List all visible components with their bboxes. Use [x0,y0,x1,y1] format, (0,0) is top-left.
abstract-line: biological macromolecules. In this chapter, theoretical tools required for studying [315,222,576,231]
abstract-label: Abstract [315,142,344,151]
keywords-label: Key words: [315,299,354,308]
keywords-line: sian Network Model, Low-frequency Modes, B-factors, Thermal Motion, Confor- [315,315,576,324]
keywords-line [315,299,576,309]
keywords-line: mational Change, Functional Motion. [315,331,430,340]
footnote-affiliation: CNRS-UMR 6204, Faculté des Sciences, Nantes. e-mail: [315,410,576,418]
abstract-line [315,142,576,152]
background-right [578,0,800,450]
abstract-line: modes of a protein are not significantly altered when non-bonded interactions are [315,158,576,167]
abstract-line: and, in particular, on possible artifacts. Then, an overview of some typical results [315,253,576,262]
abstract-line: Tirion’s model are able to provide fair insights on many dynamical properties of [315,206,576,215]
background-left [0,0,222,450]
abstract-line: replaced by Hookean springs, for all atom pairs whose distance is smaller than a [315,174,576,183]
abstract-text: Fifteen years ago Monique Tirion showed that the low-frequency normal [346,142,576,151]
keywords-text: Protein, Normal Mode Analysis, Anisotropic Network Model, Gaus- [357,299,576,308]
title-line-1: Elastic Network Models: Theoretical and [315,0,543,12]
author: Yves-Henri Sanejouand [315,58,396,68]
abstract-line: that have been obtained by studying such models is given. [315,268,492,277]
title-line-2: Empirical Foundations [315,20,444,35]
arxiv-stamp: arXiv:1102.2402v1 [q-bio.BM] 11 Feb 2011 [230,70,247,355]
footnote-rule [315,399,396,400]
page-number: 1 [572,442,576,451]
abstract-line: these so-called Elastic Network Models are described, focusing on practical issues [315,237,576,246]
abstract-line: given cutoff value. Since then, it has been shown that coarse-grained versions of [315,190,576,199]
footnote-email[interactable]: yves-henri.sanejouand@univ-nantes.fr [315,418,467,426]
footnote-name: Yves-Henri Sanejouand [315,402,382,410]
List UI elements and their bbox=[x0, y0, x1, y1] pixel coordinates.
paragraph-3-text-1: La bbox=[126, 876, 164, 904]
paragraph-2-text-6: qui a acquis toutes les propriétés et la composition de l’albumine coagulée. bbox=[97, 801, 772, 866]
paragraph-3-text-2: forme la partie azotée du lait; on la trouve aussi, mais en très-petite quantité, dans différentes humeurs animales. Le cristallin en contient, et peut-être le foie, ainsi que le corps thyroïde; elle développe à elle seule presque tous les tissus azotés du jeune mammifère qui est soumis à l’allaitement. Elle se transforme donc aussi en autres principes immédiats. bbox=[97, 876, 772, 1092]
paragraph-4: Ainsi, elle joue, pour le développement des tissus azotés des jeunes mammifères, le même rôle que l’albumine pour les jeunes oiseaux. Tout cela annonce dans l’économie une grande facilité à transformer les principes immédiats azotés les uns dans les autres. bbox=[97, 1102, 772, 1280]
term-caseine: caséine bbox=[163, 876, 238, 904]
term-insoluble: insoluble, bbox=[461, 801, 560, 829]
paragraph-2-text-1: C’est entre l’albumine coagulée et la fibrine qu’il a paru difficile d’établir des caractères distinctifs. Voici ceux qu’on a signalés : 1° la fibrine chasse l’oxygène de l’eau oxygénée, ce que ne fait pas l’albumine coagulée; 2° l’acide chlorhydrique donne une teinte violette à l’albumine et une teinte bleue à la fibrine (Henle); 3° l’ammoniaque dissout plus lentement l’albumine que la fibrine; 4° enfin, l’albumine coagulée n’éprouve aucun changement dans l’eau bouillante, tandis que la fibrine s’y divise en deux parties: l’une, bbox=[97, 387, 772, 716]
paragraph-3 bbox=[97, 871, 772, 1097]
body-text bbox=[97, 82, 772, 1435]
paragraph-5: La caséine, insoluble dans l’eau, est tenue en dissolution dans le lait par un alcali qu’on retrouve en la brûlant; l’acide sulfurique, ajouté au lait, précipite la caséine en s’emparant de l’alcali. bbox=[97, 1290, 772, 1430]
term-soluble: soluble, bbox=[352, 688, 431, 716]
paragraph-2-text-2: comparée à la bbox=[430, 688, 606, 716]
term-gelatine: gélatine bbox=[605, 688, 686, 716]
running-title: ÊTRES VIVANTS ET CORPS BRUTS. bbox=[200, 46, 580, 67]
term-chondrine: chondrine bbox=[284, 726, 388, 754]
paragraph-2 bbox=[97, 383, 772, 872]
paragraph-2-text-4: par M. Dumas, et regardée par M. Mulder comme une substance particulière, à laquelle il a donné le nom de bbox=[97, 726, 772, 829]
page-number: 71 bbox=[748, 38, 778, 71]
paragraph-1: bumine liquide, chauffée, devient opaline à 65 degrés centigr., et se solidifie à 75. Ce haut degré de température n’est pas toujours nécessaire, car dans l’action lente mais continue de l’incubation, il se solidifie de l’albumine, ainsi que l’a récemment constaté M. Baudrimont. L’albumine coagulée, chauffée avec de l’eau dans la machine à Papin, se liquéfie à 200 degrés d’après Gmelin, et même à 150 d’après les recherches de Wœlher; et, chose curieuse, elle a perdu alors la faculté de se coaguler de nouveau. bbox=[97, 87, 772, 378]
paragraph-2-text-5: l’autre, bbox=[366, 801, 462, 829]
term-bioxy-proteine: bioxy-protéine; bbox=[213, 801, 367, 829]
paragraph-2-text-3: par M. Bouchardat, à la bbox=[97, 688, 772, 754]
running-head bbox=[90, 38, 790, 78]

------------------------------------------------------------------------

Copy out the full listing so that each line matches exactly.

List all visible components with their bboxes. Use [x0,y0,x1,y1] format, (0,0) is top-left.
abstract-line: biological macromolecules. In this chapter, theoretical tools required for studying [315,222,576,231]
abstract-label: Abstract [315,142,344,151]
keywords-label: Key words: [315,299,354,308]
keywords-line: sian Network Model, Low-frequency Modes, B-factors, Thermal Motion, Confor- [315,315,576,324]
keywords-line [315,299,576,309]
keywords-line: mational Change, Functional Motion. [315,331,430,340]
footnote-affiliation: CNRS-UMR 6204, Faculté des Sciences, Nantes. e-mail: [315,410,576,418]
abstract-line [315,142,576,152]
background-right [578,0,800,450]
abstract-line: modes of a protein are not significantly altered when non-bonded interactions are [315,158,576,167]
abstract-line: and, in particular, on possible artifacts. Then, an overview of some typical results [315,253,576,262]
abstract-line: Tirion’s model are able to provide fair insights on many dynamical properties of [315,206,576,215]
background-left [0,0,222,450]
abstract-line: replaced by Hookean springs, for all atom pairs whose distance is smaller than a [315,174,576,183]
abstract-text: Fifteen years ago Monique Tirion showed that the low-frequency normal [346,142,576,151]
keywords-text: Protein, Normal Mode Analysis, Anisotropic Network Model, Gaus- [357,299,576,308]
title-line-1: Elastic Network Models: Theoretical and [315,0,543,12]
author: Yves-Henri Sanejouand [315,58,396,68]
abstract-line: that have been obtained by studying such models is given. [315,268,492,277]
title-line-2: Empirical Foundations [315,20,444,35]
arxiv-stamp: arXiv:1102.2402v1 [q-bio.BM] 11 Feb 2011 [230,70,247,355]
footnote-rule [315,399,396,400]
page-number: 1 [572,442,576,451]
abstract-line: these so-called Elastic Network Models are described, focusing on practical issues [315,237,576,246]
abstract-line: given cutoff value. Since then, it has been shown that coarse-grained versions of [315,190,576,199]
footnote-email[interactable]: yves-henri.sanejouand@univ-nantes.fr [315,418,467,426]
footnote-name: Yves-Henri Sanejouand [315,402,382,410]
List UI elements and their bbox=[x0, y0, x1, y1] pixel coordinates.
paragraph-3-text-1: La bbox=[126, 876, 164, 904]
paragraph-2-text-6: qui a acquis toutes les propriétés et la composition de l’albumine coagulée. bbox=[97, 801, 772, 866]
paragraph-3-text-2: forme la partie azotée du lait; on la trouve aussi, mais en très-petite quantité, dans différentes humeurs animales. Le cristallin en contient, et peut-être le foie, ainsi que le corps thyroïde; elle développe à elle seule presque tous les tissus azotés du jeune mammifère qui est soumis à l’allaitement. Elle se transforme donc aussi en autres principes immédiats. bbox=[97, 876, 772, 1092]
paragraph-4: Ainsi, elle joue, pour le développement des tissus azotés des jeunes mammifères, le même rôle que l’albumine pour les jeunes oiseaux. Tout cela annonce dans l’économie une grande facilité à transformer les principes immédiats azotés les uns dans les autres. bbox=[97, 1102, 772, 1280]
term-caseine: caséine bbox=[163, 876, 238, 904]
term-insoluble: insoluble, bbox=[461, 801, 560, 829]
paragraph-2-text-1: C’est entre l’albumine coagulée et la fibrine qu’il a paru difficile d’établir des caractères distinctifs. Voici ceux qu’on a signalés : 1° la fibrine chasse l’oxygène de l’eau oxygénée, ce que ne fait pas l’albumine coagulée; 2° l’acide chlorhydrique donne une teinte violette à l’albumine et une teinte bleue à la fibrine (Henle); 3° l’ammoniaque dissout plus lentement l’albumine que la fibrine; 4° enfin, l’albumine coagulée n’éprouve aucun changement dans l’eau bouillante, tandis que la fibrine s’y divise en deux parties: l’une, bbox=[97, 387, 772, 716]
paragraph-3 bbox=[97, 871, 772, 1097]
body-text bbox=[97, 82, 772, 1435]
paragraph-5: La caséine, insoluble dans l’eau, est tenue en dissolution dans le lait par un alcali qu’on retrouve en la brûlant; l’acide sulfurique, ajouté au lait, précipite la caséine en s’emparant de l’alcali. bbox=[97, 1290, 772, 1430]
term-soluble: soluble, bbox=[352, 688, 431, 716]
paragraph-2-text-2: comparée à la bbox=[430, 688, 606, 716]
term-gelatine: gélatine bbox=[605, 688, 686, 716]
running-title: ÊTRES VIVANTS ET CORPS BRUTS. bbox=[200, 46, 580, 67]
term-chondrine: chondrine bbox=[284, 726, 388, 754]
paragraph-2 bbox=[97, 383, 772, 872]
paragraph-2-text-4: par M. Dumas, et regardée par M. Mulder comme une substance particulière, à laquelle il a donné le nom de bbox=[97, 726, 772, 829]
page-number: 71 bbox=[748, 38, 778, 71]
paragraph-1: bumine liquide, chauffée, devient opaline à 65 degrés centigr., et se solidifie à 75. Ce haut degré de température n’est pas toujours nécessaire, car dans l’action lente mais continue de l’incubation, il se solidifie de l’albumine, ainsi que l’a récemment constaté M. Baudrimont. L’albumine coagulée, chauffée avec de l’eau dans la machine à Papin, se liquéfie à 200 degrés d’après Gmelin, et même à 150 d’après les recherches de Wœlher; et, chose curieuse, elle a perdu alors la faculté de se coaguler de nouveau. bbox=[97, 87, 772, 378]
paragraph-2-text-5: l’autre, bbox=[366, 801, 462, 829]
term-bioxy-proteine: bioxy-protéine; bbox=[213, 801, 367, 829]
paragraph-2-text-3: par M. Bouchardat, à la bbox=[97, 688, 772, 754]
running-head bbox=[90, 38, 790, 78]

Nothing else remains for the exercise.